» Problem details
Search the material for the string "subtitle" and copy each line where it occurs.

» Information given
-- begin --

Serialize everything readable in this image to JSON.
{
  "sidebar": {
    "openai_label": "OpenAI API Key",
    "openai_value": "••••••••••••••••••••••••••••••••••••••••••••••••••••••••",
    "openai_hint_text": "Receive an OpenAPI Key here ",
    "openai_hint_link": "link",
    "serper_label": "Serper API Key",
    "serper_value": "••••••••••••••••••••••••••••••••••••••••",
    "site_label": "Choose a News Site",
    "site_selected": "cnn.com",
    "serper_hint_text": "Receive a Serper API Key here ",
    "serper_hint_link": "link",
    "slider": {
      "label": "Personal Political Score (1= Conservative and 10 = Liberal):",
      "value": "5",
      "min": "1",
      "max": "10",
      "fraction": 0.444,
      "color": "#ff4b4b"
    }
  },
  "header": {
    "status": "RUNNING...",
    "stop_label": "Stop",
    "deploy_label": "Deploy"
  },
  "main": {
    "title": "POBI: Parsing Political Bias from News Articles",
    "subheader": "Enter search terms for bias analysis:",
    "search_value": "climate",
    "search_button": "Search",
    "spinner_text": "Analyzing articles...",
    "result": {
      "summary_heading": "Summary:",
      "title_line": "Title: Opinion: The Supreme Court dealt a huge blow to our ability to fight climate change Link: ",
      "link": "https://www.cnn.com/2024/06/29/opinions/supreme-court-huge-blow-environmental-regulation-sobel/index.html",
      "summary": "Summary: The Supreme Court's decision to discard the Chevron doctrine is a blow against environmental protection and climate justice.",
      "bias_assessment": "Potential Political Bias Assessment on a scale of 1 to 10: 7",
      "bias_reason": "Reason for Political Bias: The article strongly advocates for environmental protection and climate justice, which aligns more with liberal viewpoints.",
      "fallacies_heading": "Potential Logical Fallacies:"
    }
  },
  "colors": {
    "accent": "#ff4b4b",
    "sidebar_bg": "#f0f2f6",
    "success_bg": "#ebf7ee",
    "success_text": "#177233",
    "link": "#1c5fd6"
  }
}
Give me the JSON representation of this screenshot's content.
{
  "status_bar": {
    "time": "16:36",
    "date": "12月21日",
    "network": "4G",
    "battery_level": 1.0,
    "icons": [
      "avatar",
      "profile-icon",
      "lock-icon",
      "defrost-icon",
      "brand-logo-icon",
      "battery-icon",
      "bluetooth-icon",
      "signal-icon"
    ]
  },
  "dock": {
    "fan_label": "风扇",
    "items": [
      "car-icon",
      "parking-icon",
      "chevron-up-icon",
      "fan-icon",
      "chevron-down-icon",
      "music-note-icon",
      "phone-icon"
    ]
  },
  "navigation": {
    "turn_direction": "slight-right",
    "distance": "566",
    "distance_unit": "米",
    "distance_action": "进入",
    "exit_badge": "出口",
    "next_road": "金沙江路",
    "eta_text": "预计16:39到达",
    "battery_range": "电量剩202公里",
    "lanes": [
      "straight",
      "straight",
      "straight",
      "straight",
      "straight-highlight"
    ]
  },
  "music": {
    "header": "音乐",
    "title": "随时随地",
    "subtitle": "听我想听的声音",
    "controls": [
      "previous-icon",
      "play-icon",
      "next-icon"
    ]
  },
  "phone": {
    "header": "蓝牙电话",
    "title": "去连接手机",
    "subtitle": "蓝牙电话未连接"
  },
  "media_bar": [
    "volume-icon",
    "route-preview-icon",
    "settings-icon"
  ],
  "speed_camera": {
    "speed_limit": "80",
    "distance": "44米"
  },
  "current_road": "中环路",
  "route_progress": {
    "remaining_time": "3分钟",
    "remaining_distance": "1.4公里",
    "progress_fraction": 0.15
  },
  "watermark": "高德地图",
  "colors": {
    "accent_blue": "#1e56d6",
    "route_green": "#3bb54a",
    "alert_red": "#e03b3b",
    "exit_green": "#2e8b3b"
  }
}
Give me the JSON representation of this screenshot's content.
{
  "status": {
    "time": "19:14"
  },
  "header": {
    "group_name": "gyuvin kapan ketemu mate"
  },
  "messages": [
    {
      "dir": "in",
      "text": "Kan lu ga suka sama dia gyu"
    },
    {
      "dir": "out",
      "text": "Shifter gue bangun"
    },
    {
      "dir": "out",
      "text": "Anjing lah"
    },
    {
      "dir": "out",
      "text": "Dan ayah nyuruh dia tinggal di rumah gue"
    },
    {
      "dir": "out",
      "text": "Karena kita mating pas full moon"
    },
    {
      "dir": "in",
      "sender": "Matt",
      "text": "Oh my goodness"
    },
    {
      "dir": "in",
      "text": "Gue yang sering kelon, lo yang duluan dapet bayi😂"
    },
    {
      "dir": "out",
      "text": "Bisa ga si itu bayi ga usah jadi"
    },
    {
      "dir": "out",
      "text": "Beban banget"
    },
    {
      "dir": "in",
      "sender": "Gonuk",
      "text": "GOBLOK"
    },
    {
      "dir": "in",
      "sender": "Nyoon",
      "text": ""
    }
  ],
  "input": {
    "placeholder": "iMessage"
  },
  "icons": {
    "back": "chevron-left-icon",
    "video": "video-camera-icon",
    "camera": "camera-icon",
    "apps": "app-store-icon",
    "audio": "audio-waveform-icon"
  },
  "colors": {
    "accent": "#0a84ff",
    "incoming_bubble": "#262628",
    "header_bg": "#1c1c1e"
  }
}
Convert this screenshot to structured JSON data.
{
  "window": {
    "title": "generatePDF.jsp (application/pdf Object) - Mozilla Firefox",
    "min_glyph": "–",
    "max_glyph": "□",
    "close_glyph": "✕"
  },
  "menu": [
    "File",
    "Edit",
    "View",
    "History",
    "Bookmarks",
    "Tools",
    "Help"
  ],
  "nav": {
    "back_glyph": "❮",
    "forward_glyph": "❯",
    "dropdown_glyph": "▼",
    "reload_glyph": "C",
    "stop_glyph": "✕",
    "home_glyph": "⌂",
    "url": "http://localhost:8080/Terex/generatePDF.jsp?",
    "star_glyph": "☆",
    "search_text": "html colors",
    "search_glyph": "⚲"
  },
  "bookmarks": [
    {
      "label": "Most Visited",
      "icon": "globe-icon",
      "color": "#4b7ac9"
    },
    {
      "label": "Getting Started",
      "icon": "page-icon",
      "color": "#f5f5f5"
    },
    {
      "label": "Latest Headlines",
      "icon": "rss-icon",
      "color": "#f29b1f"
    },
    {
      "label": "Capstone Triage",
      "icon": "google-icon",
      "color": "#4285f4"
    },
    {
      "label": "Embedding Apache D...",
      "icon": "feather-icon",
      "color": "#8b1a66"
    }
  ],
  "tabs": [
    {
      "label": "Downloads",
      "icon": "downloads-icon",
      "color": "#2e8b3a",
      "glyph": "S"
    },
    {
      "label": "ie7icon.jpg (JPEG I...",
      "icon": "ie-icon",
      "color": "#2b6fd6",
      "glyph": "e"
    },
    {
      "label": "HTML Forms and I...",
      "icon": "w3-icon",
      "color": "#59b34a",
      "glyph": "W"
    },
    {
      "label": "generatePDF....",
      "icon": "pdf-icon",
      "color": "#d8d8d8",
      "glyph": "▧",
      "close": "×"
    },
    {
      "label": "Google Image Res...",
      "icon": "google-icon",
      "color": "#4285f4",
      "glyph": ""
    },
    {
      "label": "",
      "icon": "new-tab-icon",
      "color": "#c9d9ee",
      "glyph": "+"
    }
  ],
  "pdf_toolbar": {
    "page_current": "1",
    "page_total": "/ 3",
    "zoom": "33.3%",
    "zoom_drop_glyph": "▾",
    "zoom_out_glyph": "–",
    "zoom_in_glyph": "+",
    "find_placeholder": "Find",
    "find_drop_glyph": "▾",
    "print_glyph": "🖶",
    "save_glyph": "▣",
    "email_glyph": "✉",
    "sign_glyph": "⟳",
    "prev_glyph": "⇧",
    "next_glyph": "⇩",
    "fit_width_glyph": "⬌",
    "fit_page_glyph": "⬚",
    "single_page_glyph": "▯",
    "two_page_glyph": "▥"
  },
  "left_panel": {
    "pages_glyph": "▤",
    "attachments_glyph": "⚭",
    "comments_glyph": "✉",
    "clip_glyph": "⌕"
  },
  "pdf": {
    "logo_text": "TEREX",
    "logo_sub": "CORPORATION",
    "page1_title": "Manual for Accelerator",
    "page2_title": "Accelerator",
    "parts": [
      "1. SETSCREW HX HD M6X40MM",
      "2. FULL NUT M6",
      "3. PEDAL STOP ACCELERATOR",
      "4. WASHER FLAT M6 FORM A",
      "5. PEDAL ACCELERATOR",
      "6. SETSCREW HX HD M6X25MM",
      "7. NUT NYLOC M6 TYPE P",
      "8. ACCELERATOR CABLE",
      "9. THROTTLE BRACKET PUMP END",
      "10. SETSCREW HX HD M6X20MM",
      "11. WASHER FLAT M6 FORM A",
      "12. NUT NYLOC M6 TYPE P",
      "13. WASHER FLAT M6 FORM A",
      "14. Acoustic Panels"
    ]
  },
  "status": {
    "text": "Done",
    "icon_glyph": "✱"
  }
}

-- end --

» Solution to this task
    "subtitle": "听我想听的声音",
    "subtitle": "蓝牙电话未连接"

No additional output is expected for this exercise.